==== Provided data
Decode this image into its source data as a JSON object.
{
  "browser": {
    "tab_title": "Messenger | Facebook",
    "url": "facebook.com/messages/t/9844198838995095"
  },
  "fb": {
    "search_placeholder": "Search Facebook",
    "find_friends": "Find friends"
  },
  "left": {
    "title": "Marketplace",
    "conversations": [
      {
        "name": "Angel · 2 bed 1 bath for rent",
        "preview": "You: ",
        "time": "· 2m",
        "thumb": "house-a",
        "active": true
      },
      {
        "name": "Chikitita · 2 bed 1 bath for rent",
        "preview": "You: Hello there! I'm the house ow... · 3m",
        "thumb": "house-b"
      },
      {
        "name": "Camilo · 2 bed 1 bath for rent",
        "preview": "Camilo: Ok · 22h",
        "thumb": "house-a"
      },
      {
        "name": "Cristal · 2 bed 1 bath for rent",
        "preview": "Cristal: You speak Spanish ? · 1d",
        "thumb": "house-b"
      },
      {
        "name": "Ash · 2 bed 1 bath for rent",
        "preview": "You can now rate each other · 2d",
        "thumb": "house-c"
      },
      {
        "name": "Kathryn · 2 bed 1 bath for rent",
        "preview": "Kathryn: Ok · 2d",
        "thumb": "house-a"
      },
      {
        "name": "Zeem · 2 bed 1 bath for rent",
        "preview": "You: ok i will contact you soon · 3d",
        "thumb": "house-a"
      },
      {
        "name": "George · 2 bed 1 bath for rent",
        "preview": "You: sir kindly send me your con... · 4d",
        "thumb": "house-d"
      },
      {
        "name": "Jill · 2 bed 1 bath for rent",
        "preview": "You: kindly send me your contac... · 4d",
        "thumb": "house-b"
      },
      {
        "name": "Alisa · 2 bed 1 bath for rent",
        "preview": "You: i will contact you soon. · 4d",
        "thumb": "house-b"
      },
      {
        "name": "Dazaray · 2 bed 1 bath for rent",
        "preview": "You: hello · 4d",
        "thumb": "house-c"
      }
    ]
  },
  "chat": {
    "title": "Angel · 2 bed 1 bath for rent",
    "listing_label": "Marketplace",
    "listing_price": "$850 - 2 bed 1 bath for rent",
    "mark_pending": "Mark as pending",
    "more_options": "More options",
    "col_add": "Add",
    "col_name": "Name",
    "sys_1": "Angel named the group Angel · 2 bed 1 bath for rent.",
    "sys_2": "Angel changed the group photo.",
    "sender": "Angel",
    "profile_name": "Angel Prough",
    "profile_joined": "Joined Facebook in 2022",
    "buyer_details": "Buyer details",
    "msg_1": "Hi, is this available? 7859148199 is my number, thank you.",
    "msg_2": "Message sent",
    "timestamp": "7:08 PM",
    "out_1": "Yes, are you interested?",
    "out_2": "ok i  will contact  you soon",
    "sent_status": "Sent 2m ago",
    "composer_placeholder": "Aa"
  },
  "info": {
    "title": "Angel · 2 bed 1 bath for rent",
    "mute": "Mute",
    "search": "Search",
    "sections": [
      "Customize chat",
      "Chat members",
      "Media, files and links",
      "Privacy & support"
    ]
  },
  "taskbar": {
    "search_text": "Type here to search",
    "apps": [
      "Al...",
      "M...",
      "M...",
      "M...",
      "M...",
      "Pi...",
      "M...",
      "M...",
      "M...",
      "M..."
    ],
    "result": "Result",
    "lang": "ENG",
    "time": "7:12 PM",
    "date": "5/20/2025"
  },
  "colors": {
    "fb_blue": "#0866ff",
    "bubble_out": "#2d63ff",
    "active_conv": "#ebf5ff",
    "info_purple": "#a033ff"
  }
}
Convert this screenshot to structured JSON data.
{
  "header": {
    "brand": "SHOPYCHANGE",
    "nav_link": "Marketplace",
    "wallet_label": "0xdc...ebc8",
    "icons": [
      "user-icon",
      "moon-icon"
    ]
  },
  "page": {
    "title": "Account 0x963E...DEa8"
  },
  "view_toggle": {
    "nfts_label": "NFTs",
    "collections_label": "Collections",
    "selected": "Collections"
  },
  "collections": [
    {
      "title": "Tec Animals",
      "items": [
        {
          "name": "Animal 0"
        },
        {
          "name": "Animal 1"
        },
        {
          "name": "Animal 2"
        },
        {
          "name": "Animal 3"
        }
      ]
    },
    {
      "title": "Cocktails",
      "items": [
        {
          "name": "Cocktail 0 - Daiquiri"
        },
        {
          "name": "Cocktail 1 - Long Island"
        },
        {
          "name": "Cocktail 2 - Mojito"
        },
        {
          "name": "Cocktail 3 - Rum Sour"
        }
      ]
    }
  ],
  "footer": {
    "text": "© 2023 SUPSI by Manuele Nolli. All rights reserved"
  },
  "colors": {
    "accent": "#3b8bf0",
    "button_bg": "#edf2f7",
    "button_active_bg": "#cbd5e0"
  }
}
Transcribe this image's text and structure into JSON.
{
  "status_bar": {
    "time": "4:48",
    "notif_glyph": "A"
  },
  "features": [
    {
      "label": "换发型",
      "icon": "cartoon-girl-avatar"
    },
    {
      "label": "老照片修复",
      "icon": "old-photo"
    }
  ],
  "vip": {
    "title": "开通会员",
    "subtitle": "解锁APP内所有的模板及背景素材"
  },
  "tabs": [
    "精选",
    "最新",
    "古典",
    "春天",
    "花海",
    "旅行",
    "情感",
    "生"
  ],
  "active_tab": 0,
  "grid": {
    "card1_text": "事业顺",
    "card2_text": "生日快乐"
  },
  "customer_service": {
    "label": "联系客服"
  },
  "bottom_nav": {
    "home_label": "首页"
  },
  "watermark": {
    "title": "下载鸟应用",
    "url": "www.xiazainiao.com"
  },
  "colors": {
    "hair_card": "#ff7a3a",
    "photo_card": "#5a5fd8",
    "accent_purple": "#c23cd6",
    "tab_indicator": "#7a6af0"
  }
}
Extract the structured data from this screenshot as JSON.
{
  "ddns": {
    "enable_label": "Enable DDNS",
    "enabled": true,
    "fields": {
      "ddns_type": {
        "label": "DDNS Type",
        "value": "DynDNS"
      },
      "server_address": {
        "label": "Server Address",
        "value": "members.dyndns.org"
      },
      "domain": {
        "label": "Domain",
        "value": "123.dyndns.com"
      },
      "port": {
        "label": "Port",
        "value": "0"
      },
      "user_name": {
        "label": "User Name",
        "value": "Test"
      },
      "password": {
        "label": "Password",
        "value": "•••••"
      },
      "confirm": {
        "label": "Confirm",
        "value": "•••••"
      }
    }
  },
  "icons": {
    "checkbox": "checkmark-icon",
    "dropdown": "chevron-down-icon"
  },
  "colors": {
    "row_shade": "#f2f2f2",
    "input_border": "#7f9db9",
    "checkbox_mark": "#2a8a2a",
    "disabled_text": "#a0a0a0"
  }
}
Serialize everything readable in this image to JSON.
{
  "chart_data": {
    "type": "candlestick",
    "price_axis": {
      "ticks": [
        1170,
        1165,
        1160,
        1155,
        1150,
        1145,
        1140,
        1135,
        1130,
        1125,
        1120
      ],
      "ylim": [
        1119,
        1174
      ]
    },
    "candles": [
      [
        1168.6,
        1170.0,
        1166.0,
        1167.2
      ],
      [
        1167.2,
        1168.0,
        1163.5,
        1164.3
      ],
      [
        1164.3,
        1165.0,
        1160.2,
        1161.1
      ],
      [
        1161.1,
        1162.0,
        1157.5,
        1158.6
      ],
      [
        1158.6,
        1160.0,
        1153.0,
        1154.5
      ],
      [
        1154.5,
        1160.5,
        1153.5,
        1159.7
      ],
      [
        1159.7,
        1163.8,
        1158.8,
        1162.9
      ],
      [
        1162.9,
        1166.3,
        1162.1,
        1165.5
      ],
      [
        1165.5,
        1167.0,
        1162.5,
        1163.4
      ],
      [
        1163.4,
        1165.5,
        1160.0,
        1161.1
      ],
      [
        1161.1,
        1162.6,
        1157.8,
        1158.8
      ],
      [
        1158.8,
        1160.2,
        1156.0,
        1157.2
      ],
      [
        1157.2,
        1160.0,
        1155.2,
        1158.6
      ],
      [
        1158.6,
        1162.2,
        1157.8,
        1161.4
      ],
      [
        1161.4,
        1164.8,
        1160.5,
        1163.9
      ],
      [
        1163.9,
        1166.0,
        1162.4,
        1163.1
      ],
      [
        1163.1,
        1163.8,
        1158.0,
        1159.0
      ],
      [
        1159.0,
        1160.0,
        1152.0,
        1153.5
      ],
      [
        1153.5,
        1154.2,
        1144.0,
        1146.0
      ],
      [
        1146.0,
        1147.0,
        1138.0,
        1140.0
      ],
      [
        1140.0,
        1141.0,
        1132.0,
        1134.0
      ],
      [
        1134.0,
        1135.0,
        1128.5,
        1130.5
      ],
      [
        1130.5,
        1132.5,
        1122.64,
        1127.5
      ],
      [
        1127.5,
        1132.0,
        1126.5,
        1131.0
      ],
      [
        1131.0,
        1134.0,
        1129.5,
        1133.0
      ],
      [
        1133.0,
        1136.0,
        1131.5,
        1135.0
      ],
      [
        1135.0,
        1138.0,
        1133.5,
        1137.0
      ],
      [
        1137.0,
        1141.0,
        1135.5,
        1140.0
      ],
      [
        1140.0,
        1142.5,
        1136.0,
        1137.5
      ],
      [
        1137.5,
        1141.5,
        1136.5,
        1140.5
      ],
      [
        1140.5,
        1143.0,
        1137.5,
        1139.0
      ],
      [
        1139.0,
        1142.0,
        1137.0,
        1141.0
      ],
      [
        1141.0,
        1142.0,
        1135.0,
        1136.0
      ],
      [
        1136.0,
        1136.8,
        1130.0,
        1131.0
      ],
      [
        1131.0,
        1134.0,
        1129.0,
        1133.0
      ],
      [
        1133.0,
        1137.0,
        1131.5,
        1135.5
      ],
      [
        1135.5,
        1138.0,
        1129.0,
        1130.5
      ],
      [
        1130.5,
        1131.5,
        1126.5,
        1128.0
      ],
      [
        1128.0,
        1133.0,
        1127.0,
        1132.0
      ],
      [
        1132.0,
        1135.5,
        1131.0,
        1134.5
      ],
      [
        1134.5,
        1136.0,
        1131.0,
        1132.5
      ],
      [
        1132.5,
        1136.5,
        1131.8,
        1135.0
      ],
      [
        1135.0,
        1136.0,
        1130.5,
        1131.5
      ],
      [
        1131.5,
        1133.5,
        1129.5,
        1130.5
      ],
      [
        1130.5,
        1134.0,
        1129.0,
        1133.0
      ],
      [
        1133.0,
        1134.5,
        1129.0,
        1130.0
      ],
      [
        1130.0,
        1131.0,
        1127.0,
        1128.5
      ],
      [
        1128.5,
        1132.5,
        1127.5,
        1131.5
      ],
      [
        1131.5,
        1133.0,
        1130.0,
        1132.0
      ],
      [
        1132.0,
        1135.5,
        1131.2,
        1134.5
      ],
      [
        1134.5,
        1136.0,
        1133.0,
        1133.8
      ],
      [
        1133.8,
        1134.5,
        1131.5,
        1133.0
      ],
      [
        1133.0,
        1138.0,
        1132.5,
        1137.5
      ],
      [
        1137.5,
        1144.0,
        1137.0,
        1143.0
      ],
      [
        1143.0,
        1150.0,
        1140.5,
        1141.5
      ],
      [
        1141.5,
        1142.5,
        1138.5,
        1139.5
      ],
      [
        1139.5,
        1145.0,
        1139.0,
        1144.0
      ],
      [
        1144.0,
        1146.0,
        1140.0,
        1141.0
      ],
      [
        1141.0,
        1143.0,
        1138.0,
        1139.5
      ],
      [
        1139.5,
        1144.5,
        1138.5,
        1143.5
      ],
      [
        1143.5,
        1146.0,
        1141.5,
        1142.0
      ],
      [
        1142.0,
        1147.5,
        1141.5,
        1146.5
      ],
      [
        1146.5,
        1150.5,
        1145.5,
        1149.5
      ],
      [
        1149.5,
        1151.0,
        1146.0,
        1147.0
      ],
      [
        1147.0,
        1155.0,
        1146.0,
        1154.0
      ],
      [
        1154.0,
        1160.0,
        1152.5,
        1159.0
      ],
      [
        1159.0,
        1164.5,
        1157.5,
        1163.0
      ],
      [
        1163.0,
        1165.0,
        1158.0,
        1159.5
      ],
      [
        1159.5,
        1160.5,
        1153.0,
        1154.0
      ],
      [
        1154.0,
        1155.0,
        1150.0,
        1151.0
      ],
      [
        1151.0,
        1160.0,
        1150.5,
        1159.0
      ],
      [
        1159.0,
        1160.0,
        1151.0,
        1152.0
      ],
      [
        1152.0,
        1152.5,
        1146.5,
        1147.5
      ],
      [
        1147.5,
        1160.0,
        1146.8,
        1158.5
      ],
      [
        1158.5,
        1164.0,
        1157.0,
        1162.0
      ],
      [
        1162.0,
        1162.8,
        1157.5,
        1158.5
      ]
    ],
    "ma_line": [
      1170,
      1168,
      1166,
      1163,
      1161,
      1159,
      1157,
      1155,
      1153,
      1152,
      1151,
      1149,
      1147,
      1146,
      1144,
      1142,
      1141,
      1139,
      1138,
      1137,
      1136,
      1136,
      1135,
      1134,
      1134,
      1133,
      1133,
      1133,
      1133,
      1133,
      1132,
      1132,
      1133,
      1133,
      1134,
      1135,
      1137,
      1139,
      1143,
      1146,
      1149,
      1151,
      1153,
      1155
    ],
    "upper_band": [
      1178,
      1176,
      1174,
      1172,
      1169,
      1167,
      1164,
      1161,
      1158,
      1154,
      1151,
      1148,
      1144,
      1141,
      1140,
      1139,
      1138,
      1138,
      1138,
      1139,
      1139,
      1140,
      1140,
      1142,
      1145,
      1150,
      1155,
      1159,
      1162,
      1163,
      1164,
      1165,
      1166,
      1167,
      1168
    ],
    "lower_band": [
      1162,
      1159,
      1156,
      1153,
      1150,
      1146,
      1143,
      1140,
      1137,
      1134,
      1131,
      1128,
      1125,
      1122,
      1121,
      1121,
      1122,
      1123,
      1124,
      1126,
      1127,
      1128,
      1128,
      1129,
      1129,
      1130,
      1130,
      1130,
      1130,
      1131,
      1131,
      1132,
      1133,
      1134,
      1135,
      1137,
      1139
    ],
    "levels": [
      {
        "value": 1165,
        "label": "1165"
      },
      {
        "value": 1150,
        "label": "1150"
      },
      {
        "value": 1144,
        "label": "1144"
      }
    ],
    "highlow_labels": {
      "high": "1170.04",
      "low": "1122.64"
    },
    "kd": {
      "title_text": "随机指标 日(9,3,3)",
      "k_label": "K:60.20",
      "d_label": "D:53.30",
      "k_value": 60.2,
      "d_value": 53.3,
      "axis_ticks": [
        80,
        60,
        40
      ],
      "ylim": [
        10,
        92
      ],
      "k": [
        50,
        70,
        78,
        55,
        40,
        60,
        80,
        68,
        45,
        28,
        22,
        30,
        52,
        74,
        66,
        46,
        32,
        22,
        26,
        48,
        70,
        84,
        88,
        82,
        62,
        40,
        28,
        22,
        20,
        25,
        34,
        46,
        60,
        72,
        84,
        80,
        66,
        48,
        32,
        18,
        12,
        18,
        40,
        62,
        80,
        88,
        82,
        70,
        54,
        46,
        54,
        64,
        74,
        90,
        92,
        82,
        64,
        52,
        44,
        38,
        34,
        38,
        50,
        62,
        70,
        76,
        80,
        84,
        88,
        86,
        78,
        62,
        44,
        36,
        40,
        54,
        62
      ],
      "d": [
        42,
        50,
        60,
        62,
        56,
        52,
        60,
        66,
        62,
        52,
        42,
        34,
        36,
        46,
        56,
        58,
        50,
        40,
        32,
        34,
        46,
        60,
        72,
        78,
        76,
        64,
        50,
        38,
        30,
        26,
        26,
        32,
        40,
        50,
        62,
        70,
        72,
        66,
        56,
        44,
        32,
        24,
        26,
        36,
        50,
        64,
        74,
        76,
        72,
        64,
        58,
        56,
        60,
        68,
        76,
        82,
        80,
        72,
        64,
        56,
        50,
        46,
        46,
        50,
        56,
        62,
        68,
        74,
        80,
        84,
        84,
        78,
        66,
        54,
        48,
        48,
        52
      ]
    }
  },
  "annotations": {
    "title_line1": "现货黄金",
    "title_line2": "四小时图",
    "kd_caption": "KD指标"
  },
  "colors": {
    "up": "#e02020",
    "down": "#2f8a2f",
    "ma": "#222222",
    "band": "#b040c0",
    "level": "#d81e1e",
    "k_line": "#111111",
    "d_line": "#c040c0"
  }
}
========
Pick out all lines containing the string "Angel".

        "name": "Angel · 2 bed 1 bath for rent",
    "title": "Angel · 2 bed 1 bath for rent",
    "sys_1": "Angel named the group Angel · 2 bed 1 bath for rent.",
    "sys_2": "Angel changed the group photo.",
    "sender": "Angel",
    "profile_name": "Angel Prough",
    "title": "Angel · 2 bed 1 bath for rent",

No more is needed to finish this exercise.